Begin Extracted data

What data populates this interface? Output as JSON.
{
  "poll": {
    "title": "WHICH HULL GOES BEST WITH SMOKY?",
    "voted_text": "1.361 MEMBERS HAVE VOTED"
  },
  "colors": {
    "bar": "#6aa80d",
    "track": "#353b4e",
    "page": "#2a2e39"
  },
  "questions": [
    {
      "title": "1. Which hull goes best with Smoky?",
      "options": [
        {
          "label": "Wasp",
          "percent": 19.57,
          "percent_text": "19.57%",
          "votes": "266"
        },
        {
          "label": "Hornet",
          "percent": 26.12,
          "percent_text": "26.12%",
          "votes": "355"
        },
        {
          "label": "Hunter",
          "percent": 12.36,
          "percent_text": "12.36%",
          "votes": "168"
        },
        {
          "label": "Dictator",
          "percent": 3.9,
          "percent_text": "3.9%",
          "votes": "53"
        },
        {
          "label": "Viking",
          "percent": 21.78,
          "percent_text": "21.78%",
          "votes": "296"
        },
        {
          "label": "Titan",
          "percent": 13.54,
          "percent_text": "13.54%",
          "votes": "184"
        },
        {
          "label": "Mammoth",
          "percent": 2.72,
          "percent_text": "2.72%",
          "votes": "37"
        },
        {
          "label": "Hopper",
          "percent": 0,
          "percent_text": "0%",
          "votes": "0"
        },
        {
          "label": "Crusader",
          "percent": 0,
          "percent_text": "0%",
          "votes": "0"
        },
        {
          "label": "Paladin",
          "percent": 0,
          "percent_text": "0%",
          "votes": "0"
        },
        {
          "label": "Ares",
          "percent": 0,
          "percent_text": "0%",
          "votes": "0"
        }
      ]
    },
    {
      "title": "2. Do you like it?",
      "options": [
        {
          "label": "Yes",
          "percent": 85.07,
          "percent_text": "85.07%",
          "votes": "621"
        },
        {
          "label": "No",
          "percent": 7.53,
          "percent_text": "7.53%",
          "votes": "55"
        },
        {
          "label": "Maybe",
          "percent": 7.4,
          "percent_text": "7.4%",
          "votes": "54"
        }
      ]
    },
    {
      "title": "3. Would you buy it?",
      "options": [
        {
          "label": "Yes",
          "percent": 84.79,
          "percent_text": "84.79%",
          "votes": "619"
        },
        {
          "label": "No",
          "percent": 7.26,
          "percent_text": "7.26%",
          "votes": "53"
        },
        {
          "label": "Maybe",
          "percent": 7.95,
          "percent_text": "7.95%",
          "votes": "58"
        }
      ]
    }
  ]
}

End Extracted data
Begin Extracted data

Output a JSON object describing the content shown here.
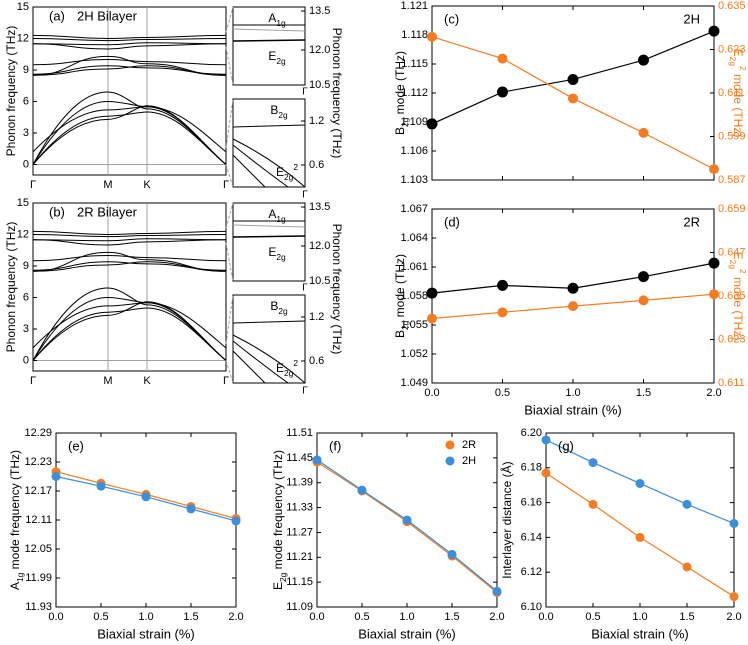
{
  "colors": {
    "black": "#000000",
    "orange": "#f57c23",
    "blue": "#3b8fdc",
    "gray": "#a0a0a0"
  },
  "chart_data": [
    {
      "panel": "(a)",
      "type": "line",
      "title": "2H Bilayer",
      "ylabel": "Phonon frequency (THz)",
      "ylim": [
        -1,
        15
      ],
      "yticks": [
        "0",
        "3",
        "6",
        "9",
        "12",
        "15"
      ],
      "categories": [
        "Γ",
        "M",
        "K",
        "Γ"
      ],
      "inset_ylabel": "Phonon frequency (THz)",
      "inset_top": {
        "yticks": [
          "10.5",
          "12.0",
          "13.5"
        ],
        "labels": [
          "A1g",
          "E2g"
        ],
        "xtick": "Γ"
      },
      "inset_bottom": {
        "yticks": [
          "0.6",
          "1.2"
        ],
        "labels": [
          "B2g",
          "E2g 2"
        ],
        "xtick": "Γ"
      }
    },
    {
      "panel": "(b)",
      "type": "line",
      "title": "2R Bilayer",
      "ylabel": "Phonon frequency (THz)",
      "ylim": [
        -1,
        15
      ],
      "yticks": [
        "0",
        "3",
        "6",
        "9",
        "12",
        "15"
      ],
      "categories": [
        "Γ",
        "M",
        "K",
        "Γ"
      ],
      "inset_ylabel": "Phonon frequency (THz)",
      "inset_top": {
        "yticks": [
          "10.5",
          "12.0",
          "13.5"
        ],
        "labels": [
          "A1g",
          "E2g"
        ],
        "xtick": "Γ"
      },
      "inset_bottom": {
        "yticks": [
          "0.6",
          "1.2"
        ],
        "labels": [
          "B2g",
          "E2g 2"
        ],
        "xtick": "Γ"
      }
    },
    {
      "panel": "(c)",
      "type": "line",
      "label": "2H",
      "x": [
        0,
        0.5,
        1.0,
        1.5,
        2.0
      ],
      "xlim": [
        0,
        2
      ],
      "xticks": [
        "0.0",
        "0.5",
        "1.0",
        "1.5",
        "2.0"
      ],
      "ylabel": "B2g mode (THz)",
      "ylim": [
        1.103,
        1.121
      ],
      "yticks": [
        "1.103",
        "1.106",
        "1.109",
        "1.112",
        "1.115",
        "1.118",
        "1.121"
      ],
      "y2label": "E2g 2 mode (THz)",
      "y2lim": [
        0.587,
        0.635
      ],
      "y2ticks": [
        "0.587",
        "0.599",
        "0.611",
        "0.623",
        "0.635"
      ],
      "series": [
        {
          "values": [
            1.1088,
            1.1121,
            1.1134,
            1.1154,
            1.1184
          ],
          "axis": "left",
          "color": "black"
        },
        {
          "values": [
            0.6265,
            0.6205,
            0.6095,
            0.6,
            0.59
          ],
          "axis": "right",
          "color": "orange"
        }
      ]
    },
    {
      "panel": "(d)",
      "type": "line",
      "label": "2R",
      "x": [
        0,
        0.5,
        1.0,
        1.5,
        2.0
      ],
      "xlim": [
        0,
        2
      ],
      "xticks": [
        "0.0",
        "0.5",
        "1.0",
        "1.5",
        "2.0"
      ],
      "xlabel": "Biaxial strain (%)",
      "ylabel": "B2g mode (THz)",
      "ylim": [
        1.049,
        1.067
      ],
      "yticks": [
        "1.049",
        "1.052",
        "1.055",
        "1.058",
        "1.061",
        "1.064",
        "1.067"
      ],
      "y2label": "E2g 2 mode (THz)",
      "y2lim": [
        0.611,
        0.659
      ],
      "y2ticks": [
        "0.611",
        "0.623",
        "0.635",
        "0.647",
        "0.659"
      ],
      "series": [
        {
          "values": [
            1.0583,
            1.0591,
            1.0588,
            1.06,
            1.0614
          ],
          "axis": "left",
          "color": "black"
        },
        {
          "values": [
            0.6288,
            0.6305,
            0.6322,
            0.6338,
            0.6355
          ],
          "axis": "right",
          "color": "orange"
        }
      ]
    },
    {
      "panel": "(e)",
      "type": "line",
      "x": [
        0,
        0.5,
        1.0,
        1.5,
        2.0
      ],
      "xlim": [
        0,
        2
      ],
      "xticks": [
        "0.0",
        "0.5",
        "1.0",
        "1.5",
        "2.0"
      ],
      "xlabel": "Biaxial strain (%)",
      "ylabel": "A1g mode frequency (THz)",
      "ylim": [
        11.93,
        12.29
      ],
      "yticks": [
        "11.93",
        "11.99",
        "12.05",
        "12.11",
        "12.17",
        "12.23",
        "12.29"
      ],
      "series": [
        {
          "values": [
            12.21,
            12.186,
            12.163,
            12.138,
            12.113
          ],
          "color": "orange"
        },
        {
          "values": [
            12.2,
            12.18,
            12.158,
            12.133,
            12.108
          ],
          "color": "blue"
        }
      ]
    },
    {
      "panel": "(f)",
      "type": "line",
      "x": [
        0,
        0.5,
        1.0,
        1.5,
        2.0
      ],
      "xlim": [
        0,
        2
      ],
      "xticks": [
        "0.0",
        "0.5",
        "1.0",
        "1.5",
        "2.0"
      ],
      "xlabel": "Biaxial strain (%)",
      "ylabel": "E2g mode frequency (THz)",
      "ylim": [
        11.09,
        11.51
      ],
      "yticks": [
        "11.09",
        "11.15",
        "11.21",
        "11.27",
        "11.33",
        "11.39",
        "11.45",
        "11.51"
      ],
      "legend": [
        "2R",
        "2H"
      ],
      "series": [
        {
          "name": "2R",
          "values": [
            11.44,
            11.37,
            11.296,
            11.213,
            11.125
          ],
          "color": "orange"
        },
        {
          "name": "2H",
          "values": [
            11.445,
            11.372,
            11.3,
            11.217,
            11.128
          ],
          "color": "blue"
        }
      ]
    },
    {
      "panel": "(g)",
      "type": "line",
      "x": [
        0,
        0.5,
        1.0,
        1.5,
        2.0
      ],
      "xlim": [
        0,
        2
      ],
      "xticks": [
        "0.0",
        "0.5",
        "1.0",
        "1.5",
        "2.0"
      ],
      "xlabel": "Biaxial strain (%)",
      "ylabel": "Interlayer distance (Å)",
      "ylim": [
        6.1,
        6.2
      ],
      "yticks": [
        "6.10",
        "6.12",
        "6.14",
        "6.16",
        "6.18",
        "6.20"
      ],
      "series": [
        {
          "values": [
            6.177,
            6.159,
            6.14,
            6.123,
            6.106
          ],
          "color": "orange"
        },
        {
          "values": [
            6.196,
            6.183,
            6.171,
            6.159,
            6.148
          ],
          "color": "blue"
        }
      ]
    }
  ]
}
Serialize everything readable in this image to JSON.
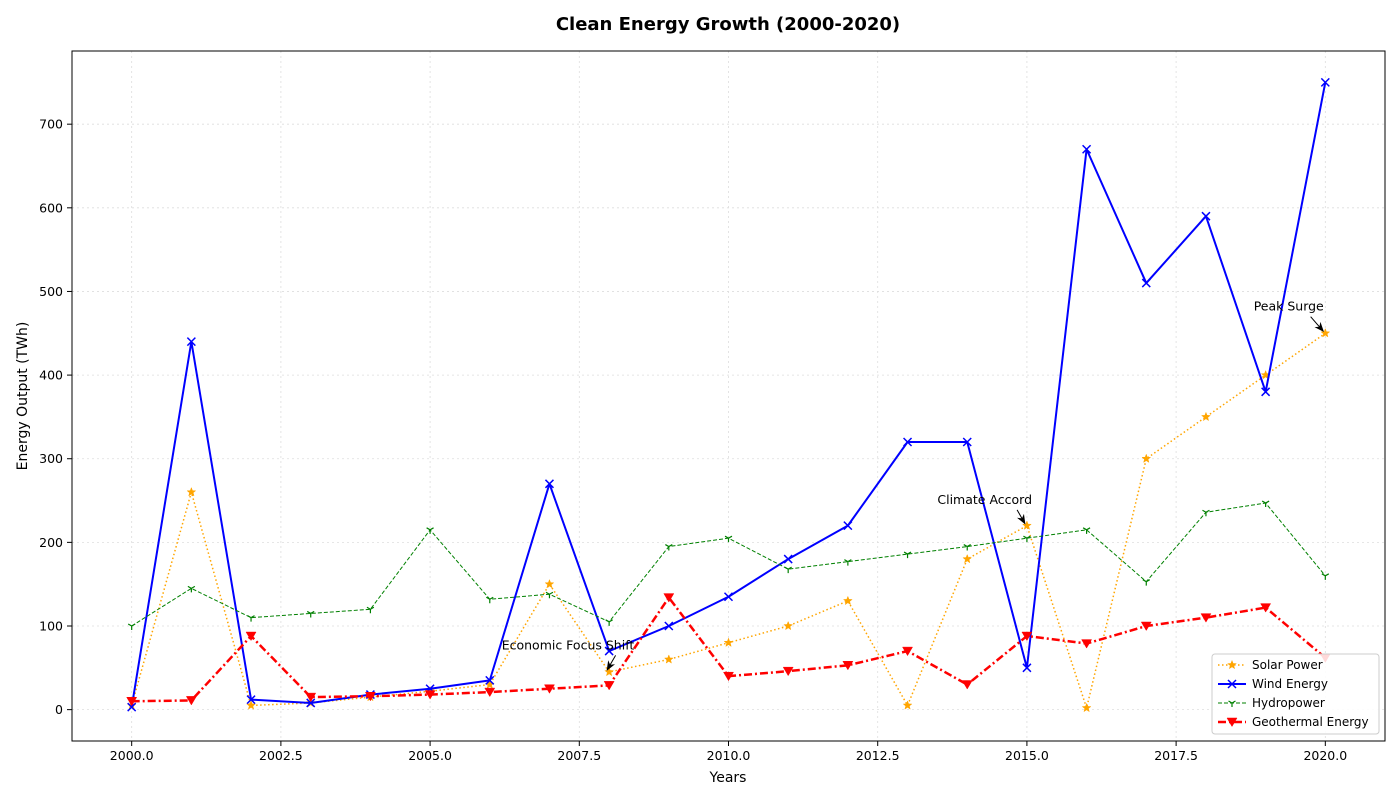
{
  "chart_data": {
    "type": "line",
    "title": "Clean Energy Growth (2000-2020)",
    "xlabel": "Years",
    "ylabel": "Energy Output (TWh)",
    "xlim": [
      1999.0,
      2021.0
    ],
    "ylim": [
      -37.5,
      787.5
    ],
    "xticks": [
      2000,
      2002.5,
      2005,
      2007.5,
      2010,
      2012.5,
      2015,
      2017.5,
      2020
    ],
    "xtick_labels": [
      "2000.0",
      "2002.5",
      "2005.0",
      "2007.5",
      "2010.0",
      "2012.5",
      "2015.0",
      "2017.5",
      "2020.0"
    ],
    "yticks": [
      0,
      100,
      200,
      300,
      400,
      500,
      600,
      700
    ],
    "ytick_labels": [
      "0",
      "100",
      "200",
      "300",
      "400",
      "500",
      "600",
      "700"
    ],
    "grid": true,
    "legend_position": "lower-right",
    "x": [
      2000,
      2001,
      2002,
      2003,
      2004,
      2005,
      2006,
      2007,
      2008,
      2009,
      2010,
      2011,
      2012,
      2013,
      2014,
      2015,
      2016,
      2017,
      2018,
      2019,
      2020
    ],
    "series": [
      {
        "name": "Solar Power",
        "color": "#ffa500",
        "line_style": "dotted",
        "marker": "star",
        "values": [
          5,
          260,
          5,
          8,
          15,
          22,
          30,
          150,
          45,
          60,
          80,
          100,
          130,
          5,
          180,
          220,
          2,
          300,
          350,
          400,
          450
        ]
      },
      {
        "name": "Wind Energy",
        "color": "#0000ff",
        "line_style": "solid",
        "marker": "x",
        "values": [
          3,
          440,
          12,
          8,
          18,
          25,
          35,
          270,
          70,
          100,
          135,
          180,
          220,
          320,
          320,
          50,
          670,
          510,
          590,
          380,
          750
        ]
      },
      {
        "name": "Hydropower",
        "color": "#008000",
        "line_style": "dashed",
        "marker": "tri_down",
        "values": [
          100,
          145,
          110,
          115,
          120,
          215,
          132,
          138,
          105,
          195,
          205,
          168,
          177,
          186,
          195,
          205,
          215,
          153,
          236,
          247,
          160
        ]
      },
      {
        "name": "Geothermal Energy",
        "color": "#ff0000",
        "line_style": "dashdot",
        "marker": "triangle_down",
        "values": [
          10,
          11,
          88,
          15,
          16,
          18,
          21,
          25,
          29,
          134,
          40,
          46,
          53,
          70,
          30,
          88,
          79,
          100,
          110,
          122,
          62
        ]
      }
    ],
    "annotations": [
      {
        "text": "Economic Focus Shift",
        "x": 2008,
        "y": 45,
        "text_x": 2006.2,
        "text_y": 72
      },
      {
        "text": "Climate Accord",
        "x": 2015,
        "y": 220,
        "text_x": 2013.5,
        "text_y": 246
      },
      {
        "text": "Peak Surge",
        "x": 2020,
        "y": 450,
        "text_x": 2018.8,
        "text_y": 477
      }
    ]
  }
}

End Extracted data
Begin Extracted data

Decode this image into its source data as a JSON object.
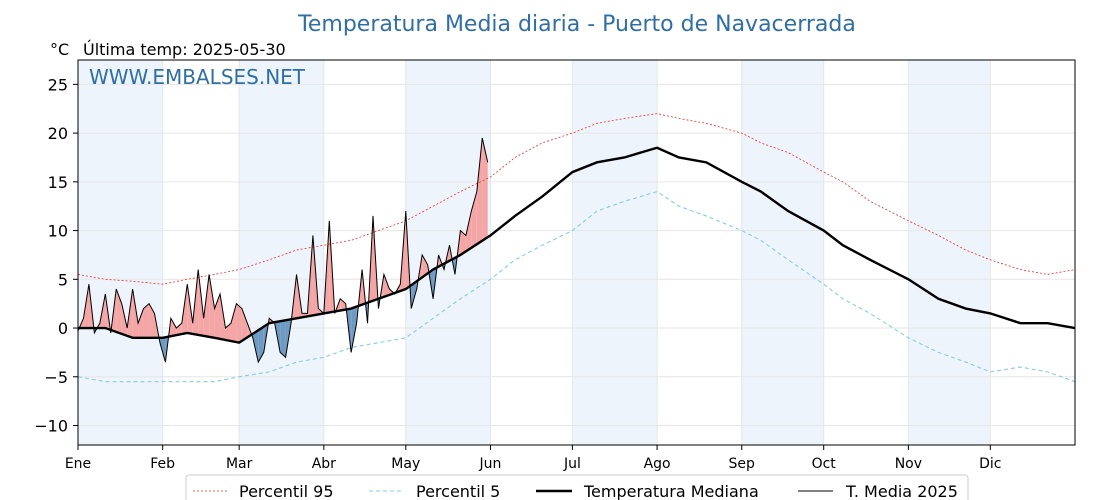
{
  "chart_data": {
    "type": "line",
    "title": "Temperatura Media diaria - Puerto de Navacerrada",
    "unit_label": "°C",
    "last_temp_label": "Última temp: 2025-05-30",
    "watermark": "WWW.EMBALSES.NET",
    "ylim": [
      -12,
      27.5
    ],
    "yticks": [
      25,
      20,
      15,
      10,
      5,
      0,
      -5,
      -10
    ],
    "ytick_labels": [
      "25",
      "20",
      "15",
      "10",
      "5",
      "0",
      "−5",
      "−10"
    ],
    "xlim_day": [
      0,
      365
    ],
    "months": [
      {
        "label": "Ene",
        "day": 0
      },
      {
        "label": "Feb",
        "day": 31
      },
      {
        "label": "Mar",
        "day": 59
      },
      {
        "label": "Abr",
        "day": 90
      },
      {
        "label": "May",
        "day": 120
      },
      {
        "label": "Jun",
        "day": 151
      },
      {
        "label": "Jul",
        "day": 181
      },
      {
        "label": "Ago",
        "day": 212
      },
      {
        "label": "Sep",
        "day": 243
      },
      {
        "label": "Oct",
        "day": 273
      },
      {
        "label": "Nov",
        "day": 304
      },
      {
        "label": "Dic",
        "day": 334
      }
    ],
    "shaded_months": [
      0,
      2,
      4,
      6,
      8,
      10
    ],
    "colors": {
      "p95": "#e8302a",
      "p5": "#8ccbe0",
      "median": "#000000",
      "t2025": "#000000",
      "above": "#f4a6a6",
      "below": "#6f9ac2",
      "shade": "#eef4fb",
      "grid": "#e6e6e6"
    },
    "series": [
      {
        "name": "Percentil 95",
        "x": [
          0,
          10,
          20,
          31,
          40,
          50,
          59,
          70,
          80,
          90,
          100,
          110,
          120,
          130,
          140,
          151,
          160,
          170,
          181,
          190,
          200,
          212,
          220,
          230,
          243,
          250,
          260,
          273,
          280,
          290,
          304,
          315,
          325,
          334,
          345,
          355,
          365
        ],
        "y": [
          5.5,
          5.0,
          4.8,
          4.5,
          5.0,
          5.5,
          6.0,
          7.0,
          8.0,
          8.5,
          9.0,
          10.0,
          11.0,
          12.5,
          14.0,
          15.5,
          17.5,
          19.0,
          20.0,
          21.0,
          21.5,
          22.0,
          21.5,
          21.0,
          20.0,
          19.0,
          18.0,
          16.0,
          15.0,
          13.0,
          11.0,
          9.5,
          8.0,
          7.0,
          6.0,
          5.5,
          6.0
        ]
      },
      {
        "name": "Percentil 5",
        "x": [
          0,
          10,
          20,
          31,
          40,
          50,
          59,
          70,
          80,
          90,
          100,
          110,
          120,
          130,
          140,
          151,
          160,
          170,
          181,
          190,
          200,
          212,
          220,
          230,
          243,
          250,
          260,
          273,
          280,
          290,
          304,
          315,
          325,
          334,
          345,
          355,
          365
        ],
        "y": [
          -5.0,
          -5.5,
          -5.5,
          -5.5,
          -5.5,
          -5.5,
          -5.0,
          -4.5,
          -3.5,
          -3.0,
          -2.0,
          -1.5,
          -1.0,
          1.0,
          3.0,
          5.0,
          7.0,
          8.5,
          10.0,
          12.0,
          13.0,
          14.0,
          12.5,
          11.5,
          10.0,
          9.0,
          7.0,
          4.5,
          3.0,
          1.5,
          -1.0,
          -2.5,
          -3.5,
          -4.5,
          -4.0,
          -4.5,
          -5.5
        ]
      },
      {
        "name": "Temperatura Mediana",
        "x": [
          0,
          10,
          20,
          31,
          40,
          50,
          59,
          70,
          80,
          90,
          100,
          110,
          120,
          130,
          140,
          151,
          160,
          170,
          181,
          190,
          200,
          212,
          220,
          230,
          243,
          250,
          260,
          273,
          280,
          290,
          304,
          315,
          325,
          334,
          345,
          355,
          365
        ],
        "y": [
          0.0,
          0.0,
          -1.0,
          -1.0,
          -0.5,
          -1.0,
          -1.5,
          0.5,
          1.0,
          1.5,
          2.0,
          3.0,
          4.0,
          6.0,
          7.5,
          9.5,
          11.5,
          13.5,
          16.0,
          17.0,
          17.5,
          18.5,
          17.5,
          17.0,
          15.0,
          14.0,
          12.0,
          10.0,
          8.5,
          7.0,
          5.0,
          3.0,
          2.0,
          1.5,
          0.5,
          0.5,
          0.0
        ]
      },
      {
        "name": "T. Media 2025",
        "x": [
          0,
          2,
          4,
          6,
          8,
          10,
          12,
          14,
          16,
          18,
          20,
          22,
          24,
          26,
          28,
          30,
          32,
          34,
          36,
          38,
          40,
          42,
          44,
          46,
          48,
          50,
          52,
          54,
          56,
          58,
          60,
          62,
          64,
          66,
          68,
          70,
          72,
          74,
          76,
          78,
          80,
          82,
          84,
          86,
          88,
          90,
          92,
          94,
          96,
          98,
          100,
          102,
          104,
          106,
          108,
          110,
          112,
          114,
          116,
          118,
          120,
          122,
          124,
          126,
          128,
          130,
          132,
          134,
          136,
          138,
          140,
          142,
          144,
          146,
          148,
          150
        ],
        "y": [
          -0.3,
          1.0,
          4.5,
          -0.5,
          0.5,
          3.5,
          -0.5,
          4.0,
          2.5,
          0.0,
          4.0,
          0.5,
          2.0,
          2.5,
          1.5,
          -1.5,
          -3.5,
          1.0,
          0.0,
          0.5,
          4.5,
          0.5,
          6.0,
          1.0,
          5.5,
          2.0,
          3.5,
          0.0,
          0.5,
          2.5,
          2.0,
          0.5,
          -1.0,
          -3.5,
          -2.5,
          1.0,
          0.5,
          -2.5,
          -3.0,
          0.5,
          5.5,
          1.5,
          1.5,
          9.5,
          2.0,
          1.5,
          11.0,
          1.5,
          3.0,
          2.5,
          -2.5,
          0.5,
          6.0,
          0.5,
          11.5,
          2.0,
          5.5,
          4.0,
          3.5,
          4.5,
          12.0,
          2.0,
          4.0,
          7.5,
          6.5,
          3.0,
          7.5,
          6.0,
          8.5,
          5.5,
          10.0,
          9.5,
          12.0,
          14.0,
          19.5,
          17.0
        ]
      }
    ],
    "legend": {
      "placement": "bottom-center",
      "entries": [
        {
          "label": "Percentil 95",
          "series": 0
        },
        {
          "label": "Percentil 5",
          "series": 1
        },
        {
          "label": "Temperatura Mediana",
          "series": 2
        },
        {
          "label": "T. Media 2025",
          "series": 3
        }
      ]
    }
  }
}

End Extracted data

Scan the material above for the string "Temperatura" and report each line where you find it.

    "title": "Temperatura Media diaria - Puerto de Navacerrada",
        "name": "Temperatura Mediana",
          "label": "Temperatura Mediana",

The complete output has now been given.